(List of tasks)
• 1. In the Portfolio Server 8.5 review, how long did it take to build a catalogue from a folder of 4,500 SLR photos?
• 2. Carry on the Portfolio Server 8.5 review from the point where it stops.

== Source document

Portfolio Server 8.5

Portfolio Server now speaks better CS3. But can the high price be justified?

Extensis Portfolio Server has been around for a while now and the 8.5 version of the asset-management solution now includes a workgroup option – Server and Client. Express, NetPublish and SQL Connect modules are also included. Server is effectively a remote catalogue and thumbnail-builder and update-checker. It keeps track of changed files and updates any thumbnails and metadata. The Client builds catalogues and adds the necessary keywords.

Installation is slightly hair-raising. On Windows, the Server application has no front-end at all and gives no indication if it’s running. You have to dig into Windows Manager and open the Services list to start and stop it.

The Server can be set to build a catalogue from a list of assets but this is a fairly slow process. In our test, a folder of 4,500 SLR photos took around four hours.

Once you’re ready to start tagging, you’ll find that keyword handling is clever and powerful. Folder and file names are included as keywords by default, and you can add whatever other keywords you want. You can also search a catalogue by just the keywords, so it’s easy to display only the royalty-free stock in an image collection.

But the Client’s file handling isn’t quite comprehensive. It previews many standard file types including SWFs, video and sound files, and all of the usual image types, and has excellent links to Version Cue in CS3. But our Mac client didn’t preview text files, HTML pages or fonts, and if you’re planning to manage Flash code or web scripts, it will need careful handling. On the plus side, there’s a fairly simple web gallery feature which comes free and includes some appealing templates. And there’s also an Express client which offers a minimal quick preview.

====
== Source material

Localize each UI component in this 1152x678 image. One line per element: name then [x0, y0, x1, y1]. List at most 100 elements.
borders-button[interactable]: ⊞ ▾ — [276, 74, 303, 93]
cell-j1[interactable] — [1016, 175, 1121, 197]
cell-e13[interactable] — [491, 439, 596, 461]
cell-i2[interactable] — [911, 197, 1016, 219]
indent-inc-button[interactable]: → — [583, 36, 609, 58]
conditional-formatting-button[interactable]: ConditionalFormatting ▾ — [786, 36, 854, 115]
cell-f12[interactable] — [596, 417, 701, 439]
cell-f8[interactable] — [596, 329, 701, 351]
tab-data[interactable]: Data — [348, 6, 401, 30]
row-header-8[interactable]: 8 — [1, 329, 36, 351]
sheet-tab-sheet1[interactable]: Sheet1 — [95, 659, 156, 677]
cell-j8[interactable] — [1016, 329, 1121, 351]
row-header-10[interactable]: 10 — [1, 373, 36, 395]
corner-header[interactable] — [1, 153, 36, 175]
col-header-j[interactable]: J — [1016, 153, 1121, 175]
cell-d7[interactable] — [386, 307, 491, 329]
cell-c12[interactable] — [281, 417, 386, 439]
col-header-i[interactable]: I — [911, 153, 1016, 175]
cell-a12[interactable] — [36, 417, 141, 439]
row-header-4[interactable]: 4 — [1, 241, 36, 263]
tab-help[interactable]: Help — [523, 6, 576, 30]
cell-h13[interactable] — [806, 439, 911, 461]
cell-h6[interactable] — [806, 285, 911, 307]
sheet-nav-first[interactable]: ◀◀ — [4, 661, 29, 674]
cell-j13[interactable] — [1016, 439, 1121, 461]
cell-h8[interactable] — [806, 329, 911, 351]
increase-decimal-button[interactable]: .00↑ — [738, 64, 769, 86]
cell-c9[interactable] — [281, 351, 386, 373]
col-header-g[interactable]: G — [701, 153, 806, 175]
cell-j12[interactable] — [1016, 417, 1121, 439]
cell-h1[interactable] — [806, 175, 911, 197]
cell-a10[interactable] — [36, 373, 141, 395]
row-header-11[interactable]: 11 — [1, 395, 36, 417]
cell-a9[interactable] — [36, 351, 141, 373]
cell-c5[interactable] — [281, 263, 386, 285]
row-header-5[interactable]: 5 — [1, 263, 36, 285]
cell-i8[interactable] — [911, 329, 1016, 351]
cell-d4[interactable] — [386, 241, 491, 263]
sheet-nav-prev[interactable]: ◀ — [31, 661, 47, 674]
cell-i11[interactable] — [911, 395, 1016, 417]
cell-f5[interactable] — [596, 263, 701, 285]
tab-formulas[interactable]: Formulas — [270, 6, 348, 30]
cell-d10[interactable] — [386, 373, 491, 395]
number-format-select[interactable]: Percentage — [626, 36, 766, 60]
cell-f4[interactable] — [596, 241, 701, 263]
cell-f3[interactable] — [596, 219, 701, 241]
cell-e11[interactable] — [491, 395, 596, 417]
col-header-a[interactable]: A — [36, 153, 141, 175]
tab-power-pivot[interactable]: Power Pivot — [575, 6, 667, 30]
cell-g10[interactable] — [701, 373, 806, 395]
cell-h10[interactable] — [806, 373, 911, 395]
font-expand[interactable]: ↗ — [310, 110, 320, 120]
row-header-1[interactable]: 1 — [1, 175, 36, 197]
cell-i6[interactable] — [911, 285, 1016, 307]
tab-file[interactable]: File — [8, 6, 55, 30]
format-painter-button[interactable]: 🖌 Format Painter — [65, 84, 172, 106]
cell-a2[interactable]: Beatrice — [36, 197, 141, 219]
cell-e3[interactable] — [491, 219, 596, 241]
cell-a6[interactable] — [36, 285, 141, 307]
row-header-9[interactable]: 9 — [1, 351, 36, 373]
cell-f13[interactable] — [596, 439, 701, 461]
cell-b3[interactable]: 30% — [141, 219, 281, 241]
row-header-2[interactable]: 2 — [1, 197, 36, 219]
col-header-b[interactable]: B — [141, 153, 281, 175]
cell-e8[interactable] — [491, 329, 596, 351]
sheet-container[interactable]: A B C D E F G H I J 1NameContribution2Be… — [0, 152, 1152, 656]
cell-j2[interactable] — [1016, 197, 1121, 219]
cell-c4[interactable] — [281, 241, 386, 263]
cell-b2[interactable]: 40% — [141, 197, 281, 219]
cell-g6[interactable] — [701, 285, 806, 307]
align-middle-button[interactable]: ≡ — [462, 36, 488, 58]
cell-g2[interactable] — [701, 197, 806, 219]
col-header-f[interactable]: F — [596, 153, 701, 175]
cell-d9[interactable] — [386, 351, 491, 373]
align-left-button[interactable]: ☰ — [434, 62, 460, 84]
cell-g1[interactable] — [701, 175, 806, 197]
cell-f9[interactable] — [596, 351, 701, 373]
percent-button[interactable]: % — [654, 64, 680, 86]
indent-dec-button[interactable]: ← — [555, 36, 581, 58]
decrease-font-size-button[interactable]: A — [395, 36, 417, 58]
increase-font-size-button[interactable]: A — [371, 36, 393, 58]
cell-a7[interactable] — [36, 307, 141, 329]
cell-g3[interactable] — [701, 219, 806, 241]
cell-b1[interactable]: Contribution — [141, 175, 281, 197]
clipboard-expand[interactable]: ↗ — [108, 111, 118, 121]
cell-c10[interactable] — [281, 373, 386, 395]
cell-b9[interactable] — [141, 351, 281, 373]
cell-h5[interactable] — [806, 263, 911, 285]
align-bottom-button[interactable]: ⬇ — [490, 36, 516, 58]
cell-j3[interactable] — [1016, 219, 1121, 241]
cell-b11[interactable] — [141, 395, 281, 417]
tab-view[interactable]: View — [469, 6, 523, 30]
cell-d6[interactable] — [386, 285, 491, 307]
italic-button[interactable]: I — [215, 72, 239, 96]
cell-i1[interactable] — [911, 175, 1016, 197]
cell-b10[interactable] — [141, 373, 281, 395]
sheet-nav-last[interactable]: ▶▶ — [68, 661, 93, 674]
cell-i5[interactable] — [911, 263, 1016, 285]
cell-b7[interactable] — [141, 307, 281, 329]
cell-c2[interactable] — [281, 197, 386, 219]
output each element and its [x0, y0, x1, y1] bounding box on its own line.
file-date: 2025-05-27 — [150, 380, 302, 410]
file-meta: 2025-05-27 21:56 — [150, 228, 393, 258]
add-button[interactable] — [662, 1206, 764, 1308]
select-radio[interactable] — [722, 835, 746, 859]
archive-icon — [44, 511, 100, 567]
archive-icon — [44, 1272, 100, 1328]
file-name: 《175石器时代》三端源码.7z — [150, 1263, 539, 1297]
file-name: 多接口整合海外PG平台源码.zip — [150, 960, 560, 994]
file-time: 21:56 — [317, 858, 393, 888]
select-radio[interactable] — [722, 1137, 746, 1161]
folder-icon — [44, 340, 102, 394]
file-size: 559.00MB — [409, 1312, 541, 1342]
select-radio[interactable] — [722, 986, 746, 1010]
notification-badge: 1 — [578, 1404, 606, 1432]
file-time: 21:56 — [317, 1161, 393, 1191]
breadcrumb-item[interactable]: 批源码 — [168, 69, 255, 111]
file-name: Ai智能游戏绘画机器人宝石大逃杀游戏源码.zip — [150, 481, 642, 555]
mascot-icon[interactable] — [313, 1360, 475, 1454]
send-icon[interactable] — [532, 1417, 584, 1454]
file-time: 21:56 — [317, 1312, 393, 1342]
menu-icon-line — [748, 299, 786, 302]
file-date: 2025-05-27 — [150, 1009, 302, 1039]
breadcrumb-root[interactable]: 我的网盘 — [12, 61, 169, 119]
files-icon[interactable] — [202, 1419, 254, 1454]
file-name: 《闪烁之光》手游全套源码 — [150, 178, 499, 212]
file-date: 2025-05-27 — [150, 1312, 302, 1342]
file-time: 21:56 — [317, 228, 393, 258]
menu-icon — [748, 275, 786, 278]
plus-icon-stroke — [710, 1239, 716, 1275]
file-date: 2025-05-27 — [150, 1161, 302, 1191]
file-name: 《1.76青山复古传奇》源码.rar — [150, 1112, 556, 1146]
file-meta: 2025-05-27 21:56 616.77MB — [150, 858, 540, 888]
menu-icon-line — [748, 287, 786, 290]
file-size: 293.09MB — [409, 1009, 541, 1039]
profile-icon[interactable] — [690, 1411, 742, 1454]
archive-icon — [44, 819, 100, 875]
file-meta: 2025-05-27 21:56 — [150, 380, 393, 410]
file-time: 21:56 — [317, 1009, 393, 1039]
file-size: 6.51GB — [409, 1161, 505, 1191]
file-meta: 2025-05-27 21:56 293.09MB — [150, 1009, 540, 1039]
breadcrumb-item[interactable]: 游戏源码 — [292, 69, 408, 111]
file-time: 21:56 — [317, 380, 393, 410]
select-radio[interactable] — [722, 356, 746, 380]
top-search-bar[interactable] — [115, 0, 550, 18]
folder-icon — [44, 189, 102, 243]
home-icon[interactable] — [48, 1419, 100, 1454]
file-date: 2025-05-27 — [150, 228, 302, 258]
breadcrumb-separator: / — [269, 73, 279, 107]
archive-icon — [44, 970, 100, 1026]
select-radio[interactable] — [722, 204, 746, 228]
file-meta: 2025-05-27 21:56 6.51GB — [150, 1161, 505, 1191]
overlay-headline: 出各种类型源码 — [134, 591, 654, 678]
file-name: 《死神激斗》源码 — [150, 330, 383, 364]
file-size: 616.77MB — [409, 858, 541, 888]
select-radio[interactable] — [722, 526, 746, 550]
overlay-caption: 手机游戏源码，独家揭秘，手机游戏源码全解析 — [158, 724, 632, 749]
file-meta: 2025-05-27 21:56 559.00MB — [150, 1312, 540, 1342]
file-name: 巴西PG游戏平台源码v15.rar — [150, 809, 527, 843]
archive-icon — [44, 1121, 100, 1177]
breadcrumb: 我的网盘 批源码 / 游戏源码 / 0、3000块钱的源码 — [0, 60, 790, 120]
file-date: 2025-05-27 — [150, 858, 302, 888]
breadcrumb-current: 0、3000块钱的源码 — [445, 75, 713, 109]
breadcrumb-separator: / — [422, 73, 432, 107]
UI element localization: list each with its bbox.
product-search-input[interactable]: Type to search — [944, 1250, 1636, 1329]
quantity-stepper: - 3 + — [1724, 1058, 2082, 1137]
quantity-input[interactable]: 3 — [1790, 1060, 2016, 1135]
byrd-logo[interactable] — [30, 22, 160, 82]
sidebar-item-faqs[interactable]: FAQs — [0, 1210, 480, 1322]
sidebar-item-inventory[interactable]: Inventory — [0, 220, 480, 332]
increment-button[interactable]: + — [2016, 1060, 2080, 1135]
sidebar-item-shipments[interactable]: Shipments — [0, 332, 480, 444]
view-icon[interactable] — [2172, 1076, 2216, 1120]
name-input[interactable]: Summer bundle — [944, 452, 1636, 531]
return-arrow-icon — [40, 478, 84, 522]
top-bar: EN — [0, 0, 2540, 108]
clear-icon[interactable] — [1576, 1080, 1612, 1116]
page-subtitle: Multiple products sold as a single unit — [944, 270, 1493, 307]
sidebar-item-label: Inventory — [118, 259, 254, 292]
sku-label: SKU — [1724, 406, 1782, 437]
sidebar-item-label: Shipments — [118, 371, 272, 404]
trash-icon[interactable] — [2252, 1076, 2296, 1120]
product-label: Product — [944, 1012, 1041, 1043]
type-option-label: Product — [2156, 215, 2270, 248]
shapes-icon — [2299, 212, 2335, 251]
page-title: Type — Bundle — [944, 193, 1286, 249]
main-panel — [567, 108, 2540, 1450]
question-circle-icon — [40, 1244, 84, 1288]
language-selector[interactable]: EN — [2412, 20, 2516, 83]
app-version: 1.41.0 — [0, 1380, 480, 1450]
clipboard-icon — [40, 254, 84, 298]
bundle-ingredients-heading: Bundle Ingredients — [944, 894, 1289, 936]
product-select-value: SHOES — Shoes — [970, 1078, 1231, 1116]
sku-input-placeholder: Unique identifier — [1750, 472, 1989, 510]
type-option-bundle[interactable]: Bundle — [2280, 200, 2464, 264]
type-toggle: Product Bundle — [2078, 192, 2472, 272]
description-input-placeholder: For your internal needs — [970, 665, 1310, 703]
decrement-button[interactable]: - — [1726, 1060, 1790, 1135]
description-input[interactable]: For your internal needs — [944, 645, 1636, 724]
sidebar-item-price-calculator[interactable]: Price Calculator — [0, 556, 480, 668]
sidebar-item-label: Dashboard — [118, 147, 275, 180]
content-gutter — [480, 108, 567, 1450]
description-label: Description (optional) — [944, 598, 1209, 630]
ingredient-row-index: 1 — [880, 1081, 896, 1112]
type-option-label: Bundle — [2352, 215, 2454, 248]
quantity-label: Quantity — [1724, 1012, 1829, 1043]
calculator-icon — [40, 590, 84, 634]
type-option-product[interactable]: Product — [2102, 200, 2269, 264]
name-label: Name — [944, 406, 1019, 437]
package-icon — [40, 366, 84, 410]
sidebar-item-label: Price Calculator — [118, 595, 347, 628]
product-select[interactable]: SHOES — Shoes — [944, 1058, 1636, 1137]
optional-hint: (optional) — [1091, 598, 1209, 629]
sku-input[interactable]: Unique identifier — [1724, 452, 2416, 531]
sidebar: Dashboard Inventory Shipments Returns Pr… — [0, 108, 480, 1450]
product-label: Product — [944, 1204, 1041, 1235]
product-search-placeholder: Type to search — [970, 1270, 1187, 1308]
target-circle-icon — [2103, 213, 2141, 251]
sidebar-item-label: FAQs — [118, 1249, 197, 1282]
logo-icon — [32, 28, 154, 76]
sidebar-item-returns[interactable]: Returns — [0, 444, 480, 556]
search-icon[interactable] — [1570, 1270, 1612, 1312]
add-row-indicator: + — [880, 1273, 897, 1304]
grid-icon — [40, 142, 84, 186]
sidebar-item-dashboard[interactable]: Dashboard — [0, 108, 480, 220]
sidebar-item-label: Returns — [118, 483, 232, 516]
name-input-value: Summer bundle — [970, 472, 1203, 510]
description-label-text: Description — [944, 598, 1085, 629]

====

(Results by task)
• 1. Around four hours.

• 2.
So what’s the verdict? We’re not quite convinced by the top-down server/client approach and aren’t sure it’s the best match to real workflows. A more modern system would automatically spider its way around a workgroup equipped with clients on each machine, collecting files by selected keywords, folder names and attributes, building a workgroup-wide database and optionally collecting the files into a single location for simple archiving. You can build an application that does that, more or less, if you add the SQL Connect, Server and NetPublish options – but this pushes the price to over five figures. The alternative is to spend your time tagging and collecting files by hand – and that seems like the long way around for such an expensive product.